• _STATED PROBLEM_: Identify all lines in the listing that include the word "name", and copy them out.

-- START ENTRIES SHOWN --

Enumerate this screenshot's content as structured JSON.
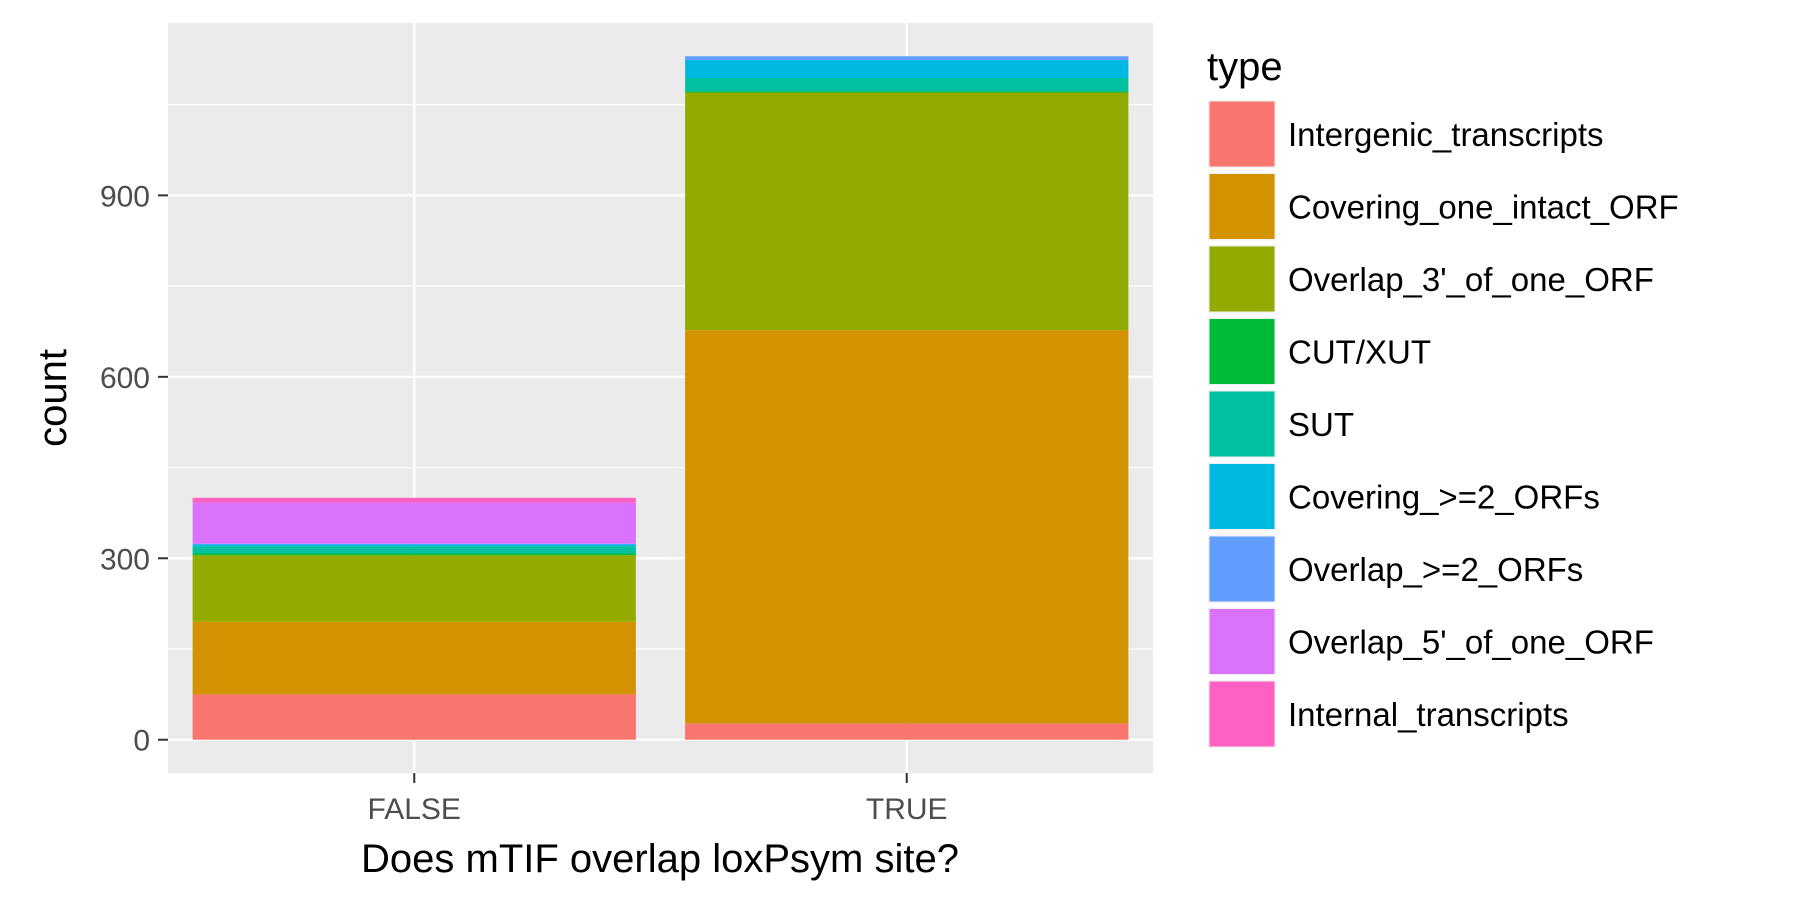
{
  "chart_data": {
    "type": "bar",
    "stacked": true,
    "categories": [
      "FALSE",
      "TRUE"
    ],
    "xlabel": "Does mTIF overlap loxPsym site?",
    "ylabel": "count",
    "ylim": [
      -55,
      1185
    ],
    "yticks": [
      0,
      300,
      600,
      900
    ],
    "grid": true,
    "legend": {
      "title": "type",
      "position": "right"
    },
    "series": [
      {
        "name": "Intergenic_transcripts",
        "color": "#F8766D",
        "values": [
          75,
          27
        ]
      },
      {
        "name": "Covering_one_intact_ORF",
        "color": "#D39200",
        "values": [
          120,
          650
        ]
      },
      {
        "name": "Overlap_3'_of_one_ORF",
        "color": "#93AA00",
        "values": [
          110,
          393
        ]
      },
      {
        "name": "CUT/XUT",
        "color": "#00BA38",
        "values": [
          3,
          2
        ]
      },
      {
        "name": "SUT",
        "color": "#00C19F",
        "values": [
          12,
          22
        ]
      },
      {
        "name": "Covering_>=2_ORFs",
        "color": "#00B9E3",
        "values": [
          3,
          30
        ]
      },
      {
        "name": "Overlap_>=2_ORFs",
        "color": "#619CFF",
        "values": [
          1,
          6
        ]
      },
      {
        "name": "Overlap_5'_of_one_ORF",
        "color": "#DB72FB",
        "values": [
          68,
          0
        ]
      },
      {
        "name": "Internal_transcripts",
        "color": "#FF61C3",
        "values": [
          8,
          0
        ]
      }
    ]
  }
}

-- END ENTRIES SHOWN --
-- START ENTRIES SHOWN --

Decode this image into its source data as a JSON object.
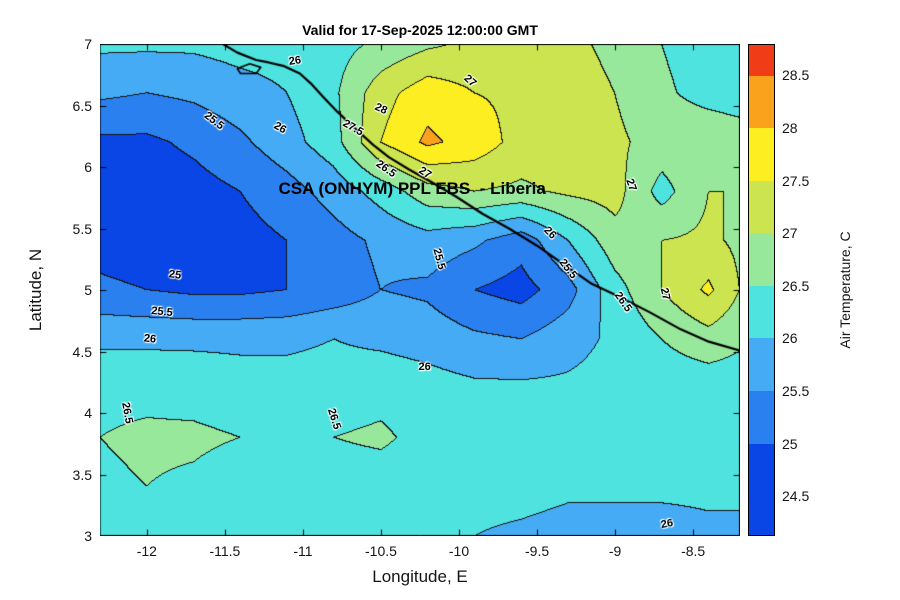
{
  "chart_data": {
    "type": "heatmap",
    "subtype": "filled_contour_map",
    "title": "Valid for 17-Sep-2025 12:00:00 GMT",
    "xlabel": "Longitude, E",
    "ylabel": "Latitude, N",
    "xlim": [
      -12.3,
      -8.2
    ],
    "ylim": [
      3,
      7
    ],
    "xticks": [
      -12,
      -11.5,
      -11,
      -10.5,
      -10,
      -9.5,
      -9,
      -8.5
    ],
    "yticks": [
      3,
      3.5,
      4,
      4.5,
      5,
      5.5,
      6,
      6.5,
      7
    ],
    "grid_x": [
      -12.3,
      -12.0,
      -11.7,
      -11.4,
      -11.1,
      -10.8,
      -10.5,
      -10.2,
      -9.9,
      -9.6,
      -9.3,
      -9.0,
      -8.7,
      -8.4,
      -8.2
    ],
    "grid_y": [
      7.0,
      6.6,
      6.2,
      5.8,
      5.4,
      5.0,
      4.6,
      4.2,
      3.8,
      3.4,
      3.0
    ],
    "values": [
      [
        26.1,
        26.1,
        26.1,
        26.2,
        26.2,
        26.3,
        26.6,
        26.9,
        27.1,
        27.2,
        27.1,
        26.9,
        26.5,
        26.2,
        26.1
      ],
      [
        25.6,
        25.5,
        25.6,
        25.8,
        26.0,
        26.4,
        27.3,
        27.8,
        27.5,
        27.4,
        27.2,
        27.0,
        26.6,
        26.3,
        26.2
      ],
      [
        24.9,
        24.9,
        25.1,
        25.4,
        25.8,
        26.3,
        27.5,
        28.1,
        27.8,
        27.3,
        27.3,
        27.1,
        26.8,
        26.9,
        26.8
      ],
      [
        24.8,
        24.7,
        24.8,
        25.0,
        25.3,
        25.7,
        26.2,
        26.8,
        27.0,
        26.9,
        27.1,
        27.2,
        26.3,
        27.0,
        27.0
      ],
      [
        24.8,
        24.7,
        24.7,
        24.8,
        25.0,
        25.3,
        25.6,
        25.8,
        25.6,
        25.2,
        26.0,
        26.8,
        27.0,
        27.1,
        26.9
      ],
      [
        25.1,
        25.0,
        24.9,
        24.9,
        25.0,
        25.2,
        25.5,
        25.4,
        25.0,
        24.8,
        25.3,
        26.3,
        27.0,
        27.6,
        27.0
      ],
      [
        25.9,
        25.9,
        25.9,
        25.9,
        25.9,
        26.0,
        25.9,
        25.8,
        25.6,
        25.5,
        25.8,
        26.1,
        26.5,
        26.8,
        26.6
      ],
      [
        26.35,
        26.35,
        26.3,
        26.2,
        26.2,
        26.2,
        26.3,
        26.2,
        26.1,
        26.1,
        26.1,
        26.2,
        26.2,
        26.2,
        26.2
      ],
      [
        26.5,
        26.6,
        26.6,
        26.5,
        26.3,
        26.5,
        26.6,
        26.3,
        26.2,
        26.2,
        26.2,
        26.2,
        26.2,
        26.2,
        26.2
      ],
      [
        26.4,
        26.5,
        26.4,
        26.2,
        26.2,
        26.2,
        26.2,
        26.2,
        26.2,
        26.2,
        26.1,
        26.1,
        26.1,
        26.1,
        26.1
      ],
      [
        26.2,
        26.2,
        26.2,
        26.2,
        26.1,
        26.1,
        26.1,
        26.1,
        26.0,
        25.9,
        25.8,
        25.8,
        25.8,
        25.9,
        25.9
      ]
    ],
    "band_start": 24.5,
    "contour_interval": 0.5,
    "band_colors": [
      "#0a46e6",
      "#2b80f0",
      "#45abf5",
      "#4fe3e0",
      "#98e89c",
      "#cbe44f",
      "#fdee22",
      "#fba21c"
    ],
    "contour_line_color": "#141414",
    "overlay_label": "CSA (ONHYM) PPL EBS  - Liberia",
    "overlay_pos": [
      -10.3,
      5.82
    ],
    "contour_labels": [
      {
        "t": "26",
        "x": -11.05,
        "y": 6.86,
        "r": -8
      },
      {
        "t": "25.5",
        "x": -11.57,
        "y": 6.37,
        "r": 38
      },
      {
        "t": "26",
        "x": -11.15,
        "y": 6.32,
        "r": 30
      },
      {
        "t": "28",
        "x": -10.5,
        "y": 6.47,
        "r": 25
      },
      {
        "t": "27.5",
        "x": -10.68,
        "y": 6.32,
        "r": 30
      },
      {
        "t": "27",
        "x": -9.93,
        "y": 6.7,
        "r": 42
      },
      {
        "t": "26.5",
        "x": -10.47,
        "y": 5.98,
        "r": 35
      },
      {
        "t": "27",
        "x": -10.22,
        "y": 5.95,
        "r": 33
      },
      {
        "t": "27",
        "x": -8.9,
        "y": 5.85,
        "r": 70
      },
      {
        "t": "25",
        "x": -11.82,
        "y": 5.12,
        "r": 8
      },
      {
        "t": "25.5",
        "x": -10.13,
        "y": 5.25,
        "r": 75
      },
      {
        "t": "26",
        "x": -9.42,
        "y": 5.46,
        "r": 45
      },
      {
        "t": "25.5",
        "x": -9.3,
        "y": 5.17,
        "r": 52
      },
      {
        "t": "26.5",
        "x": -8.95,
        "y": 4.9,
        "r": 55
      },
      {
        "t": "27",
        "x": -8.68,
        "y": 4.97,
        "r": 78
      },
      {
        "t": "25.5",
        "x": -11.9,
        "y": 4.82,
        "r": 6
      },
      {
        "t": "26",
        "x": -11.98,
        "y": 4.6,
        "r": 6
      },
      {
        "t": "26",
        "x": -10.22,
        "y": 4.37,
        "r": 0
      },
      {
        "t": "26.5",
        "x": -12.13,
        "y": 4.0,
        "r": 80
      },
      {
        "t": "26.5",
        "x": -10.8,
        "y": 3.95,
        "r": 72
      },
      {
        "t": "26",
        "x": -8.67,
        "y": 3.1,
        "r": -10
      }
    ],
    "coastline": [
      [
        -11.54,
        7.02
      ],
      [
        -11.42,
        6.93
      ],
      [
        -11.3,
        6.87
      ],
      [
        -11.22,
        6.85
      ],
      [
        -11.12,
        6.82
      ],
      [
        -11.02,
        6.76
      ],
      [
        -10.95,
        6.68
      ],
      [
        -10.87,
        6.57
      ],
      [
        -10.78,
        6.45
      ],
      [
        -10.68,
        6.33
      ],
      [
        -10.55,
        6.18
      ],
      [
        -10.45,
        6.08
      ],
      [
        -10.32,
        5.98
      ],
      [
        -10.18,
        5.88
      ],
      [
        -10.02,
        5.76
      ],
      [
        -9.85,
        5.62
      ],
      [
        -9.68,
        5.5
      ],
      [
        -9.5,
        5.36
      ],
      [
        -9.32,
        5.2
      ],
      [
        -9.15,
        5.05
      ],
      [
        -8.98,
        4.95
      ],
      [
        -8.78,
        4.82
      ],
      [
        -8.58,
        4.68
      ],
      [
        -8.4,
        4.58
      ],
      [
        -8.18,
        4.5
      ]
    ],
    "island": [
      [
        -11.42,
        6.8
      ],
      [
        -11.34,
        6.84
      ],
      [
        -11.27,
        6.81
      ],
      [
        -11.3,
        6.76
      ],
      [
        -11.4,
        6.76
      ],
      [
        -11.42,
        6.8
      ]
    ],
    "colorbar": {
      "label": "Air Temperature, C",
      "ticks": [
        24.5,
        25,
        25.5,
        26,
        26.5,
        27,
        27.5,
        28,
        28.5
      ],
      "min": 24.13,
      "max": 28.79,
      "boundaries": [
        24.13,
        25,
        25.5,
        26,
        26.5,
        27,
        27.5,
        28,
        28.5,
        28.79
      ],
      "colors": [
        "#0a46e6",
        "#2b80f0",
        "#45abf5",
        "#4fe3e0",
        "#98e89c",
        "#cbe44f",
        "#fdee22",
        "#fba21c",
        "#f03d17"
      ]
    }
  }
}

-- END ENTRIES SHOWN --

• _THE SOLUTION_:
        "name": "Intergenic_transcripts",
        "name": "Covering_one_intact_ORF",
        "name": "Overlap_3'_of_one_ORF",
        "name": "CUT/XUT",
        "name": "SUT",
        "name": "Covering_>=2_ORFs",
        "name": "Overlap_>=2_ORFs",
        "name": "Overlap_5'_of_one_ORF",
        "name": "Internal_transcripts",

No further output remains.